--- Start Recorded data ---

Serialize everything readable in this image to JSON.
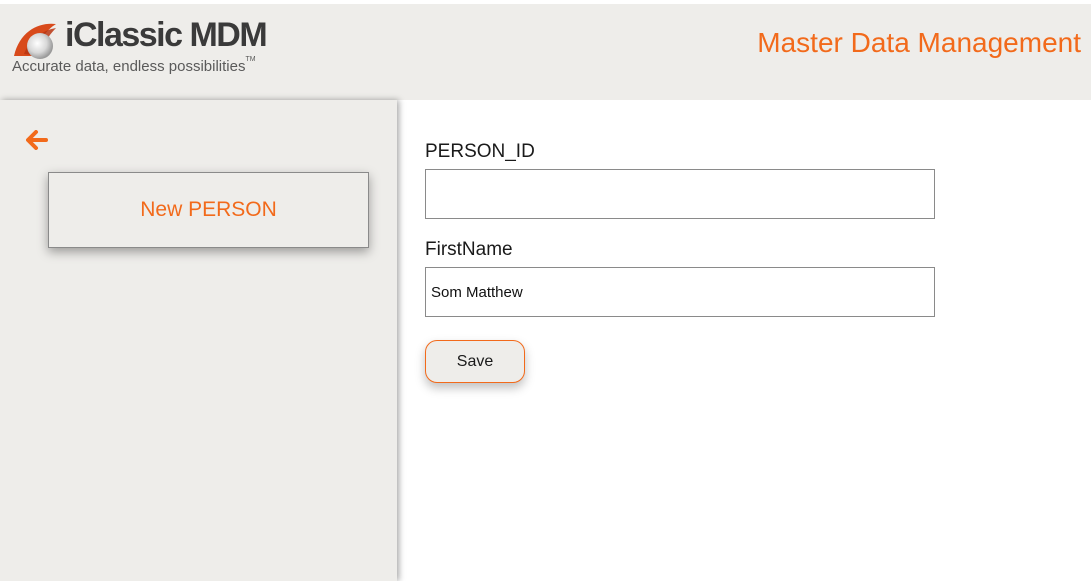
{
  "header": {
    "logo_title": "iClassic MDM",
    "logo_tagline": "Accurate data, endless possibilities",
    "logo_tm": "TM",
    "app_title": "Master Data Management"
  },
  "sidebar": {
    "back_icon": "arrow-left-icon",
    "new_button_label": "New PERSON"
  },
  "form": {
    "fields": [
      {
        "label": "PERSON_ID",
        "value": "",
        "placeholder": ""
      },
      {
        "label": "FirstName",
        "value": "Som Matthew",
        "placeholder": ""
      }
    ],
    "save_label": "Save"
  },
  "colors": {
    "accent": "#f26a1b",
    "panel": "#eeedea",
    "logo_mark": "#d84a1b"
  }
}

--- End Recorded data ---

Problem statement: Print the complete listing exactly, apart from any pictures.

Response below:
Serialize everything readable in this image to JSON.
{
  "header": {
    "logo_title": "iClassic MDM",
    "logo_tagline": "Accurate data, endless possibilities",
    "logo_tm": "TM",
    "app_title": "Master Data Management"
  },
  "sidebar": {
    "back_icon": "arrow-left-icon",
    "new_button_label": "New PERSON"
  },
  "form": {
    "fields": [
      {
        "label": "PERSON_ID",
        "value": "",
        "placeholder": ""
      },
      {
        "label": "FirstName",
        "value": "Som Matthew",
        "placeholder": ""
      }
    ],
    "save_label": "Save"
  },
  "colors": {
    "accent": "#f26a1b",
    "panel": "#eeedea",
    "logo_mark": "#d84a1b"
  }
}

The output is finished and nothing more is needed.